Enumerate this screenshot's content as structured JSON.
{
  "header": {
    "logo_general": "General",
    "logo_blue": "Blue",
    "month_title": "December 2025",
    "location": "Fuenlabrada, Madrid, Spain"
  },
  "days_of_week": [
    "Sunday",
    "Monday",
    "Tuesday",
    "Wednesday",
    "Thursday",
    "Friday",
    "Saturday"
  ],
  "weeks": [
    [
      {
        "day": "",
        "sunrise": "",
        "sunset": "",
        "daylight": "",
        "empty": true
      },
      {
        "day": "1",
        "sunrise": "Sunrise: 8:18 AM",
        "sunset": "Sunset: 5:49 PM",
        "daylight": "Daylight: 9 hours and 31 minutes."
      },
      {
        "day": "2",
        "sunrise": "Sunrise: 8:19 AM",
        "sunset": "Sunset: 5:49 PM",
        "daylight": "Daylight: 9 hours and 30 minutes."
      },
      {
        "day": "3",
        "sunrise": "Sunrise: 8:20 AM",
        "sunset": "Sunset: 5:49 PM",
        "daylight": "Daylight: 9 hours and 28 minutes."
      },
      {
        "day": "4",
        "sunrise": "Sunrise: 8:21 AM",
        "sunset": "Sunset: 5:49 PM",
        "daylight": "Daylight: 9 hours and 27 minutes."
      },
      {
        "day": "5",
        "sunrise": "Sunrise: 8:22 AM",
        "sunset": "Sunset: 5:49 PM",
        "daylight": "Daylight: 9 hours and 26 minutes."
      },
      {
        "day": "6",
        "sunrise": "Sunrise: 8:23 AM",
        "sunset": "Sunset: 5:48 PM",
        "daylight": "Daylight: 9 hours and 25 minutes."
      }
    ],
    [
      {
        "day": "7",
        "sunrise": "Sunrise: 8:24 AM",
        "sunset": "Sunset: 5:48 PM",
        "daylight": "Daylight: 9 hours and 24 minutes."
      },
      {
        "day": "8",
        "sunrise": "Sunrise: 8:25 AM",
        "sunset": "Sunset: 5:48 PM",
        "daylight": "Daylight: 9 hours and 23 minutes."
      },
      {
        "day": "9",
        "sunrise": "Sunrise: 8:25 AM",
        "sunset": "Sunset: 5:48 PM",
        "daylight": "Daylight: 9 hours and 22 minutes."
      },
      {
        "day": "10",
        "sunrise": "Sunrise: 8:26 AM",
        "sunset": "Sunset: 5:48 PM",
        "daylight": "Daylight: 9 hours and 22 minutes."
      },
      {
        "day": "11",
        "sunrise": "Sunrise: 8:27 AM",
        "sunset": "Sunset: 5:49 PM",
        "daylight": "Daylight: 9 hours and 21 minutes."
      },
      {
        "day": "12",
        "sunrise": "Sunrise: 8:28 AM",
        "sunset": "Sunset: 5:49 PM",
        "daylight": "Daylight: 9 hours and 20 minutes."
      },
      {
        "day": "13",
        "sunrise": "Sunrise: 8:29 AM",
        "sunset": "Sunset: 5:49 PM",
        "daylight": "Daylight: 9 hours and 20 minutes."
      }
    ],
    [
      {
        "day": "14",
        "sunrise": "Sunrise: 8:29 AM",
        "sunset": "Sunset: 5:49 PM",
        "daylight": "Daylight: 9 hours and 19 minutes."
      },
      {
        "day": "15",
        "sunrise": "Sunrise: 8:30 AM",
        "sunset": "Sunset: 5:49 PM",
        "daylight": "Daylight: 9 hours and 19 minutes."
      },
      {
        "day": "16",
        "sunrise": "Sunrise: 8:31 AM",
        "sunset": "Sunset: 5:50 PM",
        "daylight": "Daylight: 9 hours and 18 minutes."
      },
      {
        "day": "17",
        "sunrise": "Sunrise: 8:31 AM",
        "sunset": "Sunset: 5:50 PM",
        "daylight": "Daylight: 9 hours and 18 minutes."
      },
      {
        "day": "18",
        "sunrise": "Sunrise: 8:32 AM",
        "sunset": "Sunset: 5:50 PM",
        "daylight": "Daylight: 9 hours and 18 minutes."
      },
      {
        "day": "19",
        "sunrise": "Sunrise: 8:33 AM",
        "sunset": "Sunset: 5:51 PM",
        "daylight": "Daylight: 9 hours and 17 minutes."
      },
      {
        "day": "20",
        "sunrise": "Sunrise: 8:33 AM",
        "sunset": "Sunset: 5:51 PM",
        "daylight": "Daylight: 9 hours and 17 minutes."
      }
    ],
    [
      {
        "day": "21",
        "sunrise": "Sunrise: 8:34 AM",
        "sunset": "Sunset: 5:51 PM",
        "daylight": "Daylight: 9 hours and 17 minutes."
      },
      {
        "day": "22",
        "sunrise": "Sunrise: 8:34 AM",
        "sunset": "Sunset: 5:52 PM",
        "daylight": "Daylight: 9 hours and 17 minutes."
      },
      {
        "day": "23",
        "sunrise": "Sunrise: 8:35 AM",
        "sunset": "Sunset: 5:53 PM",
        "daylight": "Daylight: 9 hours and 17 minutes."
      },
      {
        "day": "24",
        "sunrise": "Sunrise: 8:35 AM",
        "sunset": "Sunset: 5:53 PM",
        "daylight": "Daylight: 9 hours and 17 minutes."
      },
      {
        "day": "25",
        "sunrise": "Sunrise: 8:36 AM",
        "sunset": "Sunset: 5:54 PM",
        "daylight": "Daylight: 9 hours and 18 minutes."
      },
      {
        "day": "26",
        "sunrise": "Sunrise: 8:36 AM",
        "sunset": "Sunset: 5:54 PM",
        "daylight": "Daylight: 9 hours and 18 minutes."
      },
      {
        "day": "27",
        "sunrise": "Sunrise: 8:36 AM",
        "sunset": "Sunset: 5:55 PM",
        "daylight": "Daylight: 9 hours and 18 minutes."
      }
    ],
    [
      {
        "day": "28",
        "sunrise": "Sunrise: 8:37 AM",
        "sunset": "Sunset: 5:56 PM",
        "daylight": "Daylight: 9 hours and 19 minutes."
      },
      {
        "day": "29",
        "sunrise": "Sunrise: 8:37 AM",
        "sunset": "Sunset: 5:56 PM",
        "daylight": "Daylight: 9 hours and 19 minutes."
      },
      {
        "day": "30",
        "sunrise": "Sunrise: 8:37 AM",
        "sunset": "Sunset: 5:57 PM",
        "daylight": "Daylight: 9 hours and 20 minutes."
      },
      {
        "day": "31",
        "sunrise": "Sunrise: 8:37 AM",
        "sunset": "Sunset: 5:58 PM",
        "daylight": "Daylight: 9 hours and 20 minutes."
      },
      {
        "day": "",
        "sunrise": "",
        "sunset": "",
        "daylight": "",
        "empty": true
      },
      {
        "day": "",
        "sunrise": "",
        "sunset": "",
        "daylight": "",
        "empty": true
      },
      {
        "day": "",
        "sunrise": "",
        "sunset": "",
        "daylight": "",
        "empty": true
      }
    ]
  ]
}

▬▬▬▬▬▬▬▬▬▬

▶ **Directive**:
The records above should be restated word for word, please.

▶ **Exercise answer**:
Enumerate this screenshot's content as structured JSON.
{
  "header": {
    "logo_general": "General",
    "logo_blue": "Blue",
    "month_title": "December 2025",
    "location": "Fuenlabrada, Madrid, Spain"
  },
  "days_of_week": [
    "Sunday",
    "Monday",
    "Tuesday",
    "Wednesday",
    "Thursday",
    "Friday",
    "Saturday"
  ],
  "weeks": [
    [
      {
        "day": "",
        "sunrise": "",
        "sunset": "",
        "daylight": "",
        "empty": true
      },
      {
        "day": "1",
        "sunrise": "Sunrise: 8:18 AM",
        "sunset": "Sunset: 5:49 PM",
        "daylight": "Daylight: 9 hours and 31 minutes."
      },
      {
        "day": "2",
        "sunrise": "Sunrise: 8:19 AM",
        "sunset": "Sunset: 5:49 PM",
        "daylight": "Daylight: 9 hours and 30 minutes."
      },
      {
        "day": "3",
        "sunrise": "Sunrise: 8:20 AM",
        "sunset": "Sunset: 5:49 PM",
        "daylight": "Daylight: 9 hours and 28 minutes."
      },
      {
        "day": "4",
        "sunrise": "Sunrise: 8:21 AM",
        "sunset": "Sunset: 5:49 PM",
        "daylight": "Daylight: 9 hours and 27 minutes."
      },
      {
        "day": "5",
        "sunrise": "Sunrise: 8:22 AM",
        "sunset": "Sunset: 5:49 PM",
        "daylight": "Daylight: 9 hours and 26 minutes."
      },
      {
        "day": "6",
        "sunrise": "Sunrise: 8:23 AM",
        "sunset": "Sunset: 5:48 PM",
        "daylight": "Daylight: 9 hours and 25 minutes."
      }
    ],
    [
      {
        "day": "7",
        "sunrise": "Sunrise: 8:24 AM",
        "sunset": "Sunset: 5:48 PM",
        "daylight": "Daylight: 9 hours and 24 minutes."
      },
      {
        "day": "8",
        "sunrise": "Sunrise: 8:25 AM",
        "sunset": "Sunset: 5:48 PM",
        "daylight": "Daylight: 9 hours and 23 minutes."
      },
      {
        "day": "9",
        "sunrise": "Sunrise: 8:25 AM",
        "sunset": "Sunset: 5:48 PM",
        "daylight": "Daylight: 9 hours and 22 minutes."
      },
      {
        "day": "10",
        "sunrise": "Sunrise: 8:26 AM",
        "sunset": "Sunset: 5:48 PM",
        "daylight": "Daylight: 9 hours and 22 minutes."
      },
      {
        "day": "11",
        "sunrise": "Sunrise: 8:27 AM",
        "sunset": "Sunset: 5:49 PM",
        "daylight": "Daylight: 9 hours and 21 minutes."
      },
      {
        "day": "12",
        "sunrise": "Sunrise: 8:28 AM",
        "sunset": "Sunset: 5:49 PM",
        "daylight": "Daylight: 9 hours and 20 minutes."
      },
      {
        "day": "13",
        "sunrise": "Sunrise: 8:29 AM",
        "sunset": "Sunset: 5:49 PM",
        "daylight": "Daylight: 9 hours and 20 minutes."
      }
    ],
    [
      {
        "day": "14",
        "sunrise": "Sunrise: 8:29 AM",
        "sunset": "Sunset: 5:49 PM",
        "daylight": "Daylight: 9 hours and 19 minutes."
      },
      {
        "day": "15",
        "sunrise": "Sunrise: 8:30 AM",
        "sunset": "Sunset: 5:49 PM",
        "daylight": "Daylight: 9 hours and 19 minutes."
      },
      {
        "day": "16",
        "sunrise": "Sunrise: 8:31 AM",
        "sunset": "Sunset: 5:50 PM",
        "daylight": "Daylight: 9 hours and 18 minutes."
      },
      {
        "day": "17",
        "sunrise": "Sunrise: 8:31 AM",
        "sunset": "Sunset: 5:50 PM",
        "daylight": "Daylight: 9 hours and 18 minutes."
      },
      {
        "day": "18",
        "sunrise": "Sunrise: 8:32 AM",
        "sunset": "Sunset: 5:50 PM",
        "daylight": "Daylight: 9 hours and 18 minutes."
      },
      {
        "day": "19",
        "sunrise": "Sunrise: 8:33 AM",
        "sunset": "Sunset: 5:51 PM",
        "daylight": "Daylight: 9 hours and 17 minutes."
      },
      {
        "day": "20",
        "sunrise": "Sunrise: 8:33 AM",
        "sunset": "Sunset: 5:51 PM",
        "daylight": "Daylight: 9 hours and 17 minutes."
      }
    ],
    [
      {
        "day": "21",
        "sunrise": "Sunrise: 8:34 AM",
        "sunset": "Sunset: 5:51 PM",
        "daylight": "Daylight: 9 hours and 17 minutes."
      },
      {
        "day": "22",
        "sunrise": "Sunrise: 8:34 AM",
        "sunset": "Sunset: 5:52 PM",
        "daylight": "Daylight: 9 hours and 17 minutes."
      },
      {
        "day": "23",
        "sunrise": "Sunrise: 8:35 AM",
        "sunset": "Sunset: 5:53 PM",
        "daylight": "Daylight: 9 hours and 17 minutes."
      },
      {
        "day": "24",
        "sunrise": "Sunrise: 8:35 AM",
        "sunset": "Sunset: 5:53 PM",
        "daylight": "Daylight: 9 hours and 17 minutes."
      },
      {
        "day": "25",
        "sunrise": "Sunrise: 8:36 AM",
        "sunset": "Sunset: 5:54 PM",
        "daylight": "Daylight: 9 hours and 18 minutes."
      },
      {
        "day": "26",
        "sunrise": "Sunrise: 8:36 AM",
        "sunset": "Sunset: 5:54 PM",
        "daylight": "Daylight: 9 hours and 18 minutes."
      },
      {
        "day": "27",
        "sunrise": "Sunrise: 8:36 AM",
        "sunset": "Sunset: 5:55 PM",
        "daylight": "Daylight: 9 hours and 18 minutes."
      }
    ],
    [
      {
        "day": "28",
        "sunrise": "Sunrise: 8:37 AM",
        "sunset": "Sunset: 5:56 PM",
        "daylight": "Daylight: 9 hours and 19 minutes."
      },
      {
        "day": "29",
        "sunrise": "Sunrise: 8:37 AM",
        "sunset": "Sunset: 5:56 PM",
        "daylight": "Daylight: 9 hours and 19 minutes."
      },
      {
        "day": "30",
        "sunrise": "Sunrise: 8:37 AM",
        "sunset": "Sunset: 5:57 PM",
        "daylight": "Daylight: 9 hours and 20 minutes."
      },
      {
        "day": "31",
        "sunrise": "Sunrise: 8:37 AM",
        "sunset": "Sunset: 5:58 PM",
        "daylight": "Daylight: 9 hours and 20 minutes."
      },
      {
        "day": "",
        "sunrise": "",
        "sunset": "",
        "daylight": "",
        "empty": true
      },
      {
        "day": "",
        "sunrise": "",
        "sunset": "",
        "daylight": "",
        "empty": true
      },
      {
        "day": "",
        "sunrise": "",
        "sunset": "",
        "daylight": "",
        "empty": true
      }
    ]
  ]
}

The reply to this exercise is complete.